[Records from a data source]
——
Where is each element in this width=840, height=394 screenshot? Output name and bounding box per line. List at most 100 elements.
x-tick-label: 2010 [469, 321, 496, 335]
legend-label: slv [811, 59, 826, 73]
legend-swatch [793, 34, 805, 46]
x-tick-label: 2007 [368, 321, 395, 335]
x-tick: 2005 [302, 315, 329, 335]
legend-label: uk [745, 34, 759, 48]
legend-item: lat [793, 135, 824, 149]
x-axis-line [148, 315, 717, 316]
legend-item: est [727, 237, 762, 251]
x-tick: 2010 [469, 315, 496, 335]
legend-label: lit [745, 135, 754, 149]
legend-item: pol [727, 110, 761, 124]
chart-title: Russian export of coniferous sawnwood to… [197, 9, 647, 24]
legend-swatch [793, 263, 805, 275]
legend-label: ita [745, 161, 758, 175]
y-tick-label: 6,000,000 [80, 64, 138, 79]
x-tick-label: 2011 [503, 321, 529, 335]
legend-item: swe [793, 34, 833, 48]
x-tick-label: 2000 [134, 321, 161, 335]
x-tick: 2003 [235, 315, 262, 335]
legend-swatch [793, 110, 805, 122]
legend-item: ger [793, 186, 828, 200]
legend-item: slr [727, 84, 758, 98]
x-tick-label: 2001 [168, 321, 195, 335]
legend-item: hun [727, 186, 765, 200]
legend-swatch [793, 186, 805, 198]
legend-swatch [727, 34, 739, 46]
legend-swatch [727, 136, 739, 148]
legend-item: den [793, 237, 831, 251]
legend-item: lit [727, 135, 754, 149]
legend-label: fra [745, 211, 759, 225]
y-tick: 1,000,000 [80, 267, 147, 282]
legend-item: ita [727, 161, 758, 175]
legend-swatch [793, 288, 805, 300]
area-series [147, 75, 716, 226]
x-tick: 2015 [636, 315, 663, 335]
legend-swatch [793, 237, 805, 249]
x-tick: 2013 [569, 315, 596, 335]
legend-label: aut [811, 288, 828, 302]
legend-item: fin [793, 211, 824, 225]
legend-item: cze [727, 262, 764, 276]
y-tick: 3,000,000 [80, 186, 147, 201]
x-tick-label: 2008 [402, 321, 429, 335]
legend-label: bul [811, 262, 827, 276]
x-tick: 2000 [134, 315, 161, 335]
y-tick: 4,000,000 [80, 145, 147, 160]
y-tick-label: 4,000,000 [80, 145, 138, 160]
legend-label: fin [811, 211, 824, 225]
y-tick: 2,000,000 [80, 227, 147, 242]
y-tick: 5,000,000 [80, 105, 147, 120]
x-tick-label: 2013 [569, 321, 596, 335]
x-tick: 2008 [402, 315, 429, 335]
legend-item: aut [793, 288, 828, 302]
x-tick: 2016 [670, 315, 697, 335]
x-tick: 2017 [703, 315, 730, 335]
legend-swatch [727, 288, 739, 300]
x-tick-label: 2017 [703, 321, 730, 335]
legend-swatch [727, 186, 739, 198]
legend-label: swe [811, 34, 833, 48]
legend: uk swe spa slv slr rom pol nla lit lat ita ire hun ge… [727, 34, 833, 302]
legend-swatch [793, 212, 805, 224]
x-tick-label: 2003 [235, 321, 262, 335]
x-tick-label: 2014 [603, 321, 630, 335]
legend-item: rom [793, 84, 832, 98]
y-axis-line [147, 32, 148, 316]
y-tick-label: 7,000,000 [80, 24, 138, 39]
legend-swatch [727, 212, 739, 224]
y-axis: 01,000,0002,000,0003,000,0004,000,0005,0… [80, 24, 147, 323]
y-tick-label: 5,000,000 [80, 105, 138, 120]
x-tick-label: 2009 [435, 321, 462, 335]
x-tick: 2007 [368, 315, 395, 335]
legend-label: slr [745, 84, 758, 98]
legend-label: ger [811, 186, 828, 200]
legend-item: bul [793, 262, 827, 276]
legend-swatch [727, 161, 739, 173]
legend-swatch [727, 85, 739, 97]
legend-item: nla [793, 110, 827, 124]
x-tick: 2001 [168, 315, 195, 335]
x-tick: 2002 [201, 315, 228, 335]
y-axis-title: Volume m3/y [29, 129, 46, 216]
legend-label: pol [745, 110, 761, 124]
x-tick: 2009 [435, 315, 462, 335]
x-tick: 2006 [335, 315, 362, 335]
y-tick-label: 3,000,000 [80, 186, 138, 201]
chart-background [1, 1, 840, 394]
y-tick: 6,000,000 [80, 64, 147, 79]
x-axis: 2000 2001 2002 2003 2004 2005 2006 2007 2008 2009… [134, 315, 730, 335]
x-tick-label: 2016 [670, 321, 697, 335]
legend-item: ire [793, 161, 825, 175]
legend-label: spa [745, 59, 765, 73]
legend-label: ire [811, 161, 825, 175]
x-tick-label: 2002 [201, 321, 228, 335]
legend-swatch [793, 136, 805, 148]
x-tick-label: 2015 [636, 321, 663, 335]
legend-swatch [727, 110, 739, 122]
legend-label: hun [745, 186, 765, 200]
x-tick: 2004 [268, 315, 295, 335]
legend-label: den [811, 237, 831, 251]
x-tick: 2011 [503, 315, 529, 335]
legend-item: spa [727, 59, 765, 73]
——
*Instruction*
Output every line of the listing as a JSON list of strings, one string per line, leaving out blank lines.

*Answer for this exercise*
[
  "Where is each element in this width=840, height=394 screenshot? Output name and bounding box per line. List at most 100 elements.",
  "x-tick-label: 2010 [469, 321, 496, 335]",
  "legend-label: slv [811, 59, 826, 73]",
  "legend-swatch [793, 34, 805, 46]",
  "x-tick-label: 2007 [368, 321, 395, 335]",
  "x-tick: 2005 [302, 315, 329, 335]",
  "legend-label: uk [745, 34, 759, 48]",
  "legend-item: lat [793, 135, 824, 149]",
  "x-axis-line [148, 315, 717, 316]",
  "legend-item: est [727, 237, 762, 251]",
  "x-tick: 2010 [469, 315, 496, 335]",
  "legend-label: lit [745, 135, 754, 149]",
  "legend-item: pol [727, 110, 761, 124]",
  "chart-title: Russian export of coniferous sawnwood to… [197, 9, 647, 24]",
  "legend-swatch [793, 263, 805, 275]",
  "legend-label: ita [745, 161, 758, 175]",
  "y-tick-label: 6,000,000 [80, 64, 138, 79]",
  "x-tick-label: 2011 [503, 321, 529, 335]",
  "legend-item: swe [793, 34, 833, 48]",
  "x-tick-label: 2000 [134, 321, 161, 335]",
  "x-tick: 2003 [235, 315, 262, 335]",
  "legend-swatch [793, 110, 805, 122]",
  "legend-item: ger [793, 186, 828, 200]",
  "legend-item: slr [727, 84, 758, 98]",
  "x-tick-label: 2001 [168, 321, 195, 335]",
  "legend-item: hun [727, 186, 765, 200]",
  "legend-swatch [793, 186, 805, 198]",
  "legend-swatch [727, 34, 739, 46]",
  "legend-swatch [727, 136, 739, 148]",
  "legend-item: den [793, 237, 831, 251]",
  "legend-item: lit [727, 135, 754, 149]",
  "legend-label: fra [745, 211, 759, 225]",
  "y-tick: 1,000,000 [80, 267, 147, 282]",
  "legend-item: ita [727, 161, 758, 175]",
  "legend-swatch [793, 288, 805, 300]",
  "area-series [147, 75, 716, 226]",
  "x-tick: 2015 [636, 315, 663, 335]",
  "legend-swatch [793, 237, 805, 249]",
  "x-tick: 2013 [569, 315, 596, 335]",
  "legend-label: aut [811, 288, 828, 302]",
  "legend-item: fin [793, 211, 824, 225]",
  "legend-item: cze [727, 262, 764, 276]",
  "y-tick: 3,000,000 [80, 186, 147, 201]",
  "x-tick-label: 2008 [402, 321, 429, 335]",
  "legend-label: bul [811, 262, 827, 276]",
  "x-tick: 2000 [134, 315, 161, 335]",
  "y-tick: 4,000,000 [80, 145, 147, 160]",
  "y-tick-label: 4,000,000 [80, 145, 138, 160]",
  "legend-label: fin [811, 211, 824, 225]",
  "y-tick: 2,000,000 [80, 227, 147, 242]",
  "y-tick: 5,000,000 [80, 105, 147, 120]",
  "x-tick-label: 2013 [569, 321, 596, 335]",
  "x-tick: 2008 [402, 315, 429, 335]",
  "legend-item: aut [793, 288, 828, 302]",
  "x-tick: 2016 [670, 315, 697, 335]",
  "x-tick: 2017 [703, 315, 730, 335]",
  "legend-swatch [727, 288, 739, 300]",
  "x-tick-label: 2017 [703, 321, 730, 335]",
  "legend-swatch [727, 186, 739, 198]",
  "legend-label: swe [811, 34, 833, 48]",
  "legend: uk swe spa slv slr rom pol nla lit lat ita ire hun ge… [727, 34, 833, 302]",
  "legend-swatch [793, 212, 805, 224]",
  "x-tick-label: 2003 [235, 321, 262, 335]",
  "x-tick-label: 2014 [603, 321, 630, 335]",
  "legend-item: rom [793, 84, 832, 98]",
  "y-axis-line [147, 32, 148, 316]",
  "y-tick-label: 7,000,000 [80, 24, 138, 39]",
  "legend-swatch [727, 212, 739, 224]",
  "y-axis: 01,000,0002,000,0003,000,0004,000,0005,0… [80, 24, 147, 323]",
  "y-tick-label: 5,000,000 [80, 105, 138, 120]",
  "x-tick-label: 2009 [435, 321, 462, 335]",
  "x-tick: 2007 [368, 315, 395, 335]",
  "legend-label: slr [745, 84, 758, 98]",
  "legend-label: ger [811, 186, 828, 200]",
  "legend-item: bul [793, 262, 827, 276]",
  "legend-swatch [727, 161, 739, 173]",
  "legend-swatch [727, 85, 739, 97]",
  "legend-item: nla [793, 110, 827, 124]",
  "x-tick: 2001 [168, 315, 195, 335]",
  "x-tick: 2002 [201, 315, 228, 335]",
  "y-axis-title: Volume m3/y [29, 129, 46, 216]",
  "legend-label: pol [745, 110, 761, 124]",
  "x-tick: 2009 [435, 315, 462, 335]",
  "x-tick: 2006 [335, 315, 362, 335]",
  "y-tick-label: 3,000,000 [80, 186, 138, 201]",
  "chart-background [1, 1, 840, 394]",
  "y-tick: 6,000,000 [80, 64, 147, 79]",
  "x-axis: 2000 2001 2002 2003 2004 2005 2006 2007 2008 2009… [134, 315, 730, 335]",
  "x-tick-label: 2016 [670, 321, 697, 335]",
  "legend-item: ire [793, 161, 825, 175]",
  "legend-label: spa [745, 59, 765, 73]",
  "legend-label: ire [811, 161, 825, 175]",
  "x-tick-label: 2002 [201, 321, 228, 335]",
  "legend-swatch [793, 136, 805, 148]",
  "x-tick-label: 2015 [636, 321, 663, 335]",
  "legend-swatch [727, 110, 739, 122]",
  "legend-label: hun [745, 186, 765, 200]",
  "x-tick: 2004 [268, 315, 295, 335]",
  "legend-label: den [811, 237, 831, 251]",
  "x-tick: 2011 [503, 315, 529, 335]",
  "legend-item: spa [727, 59, 765, 73]"
]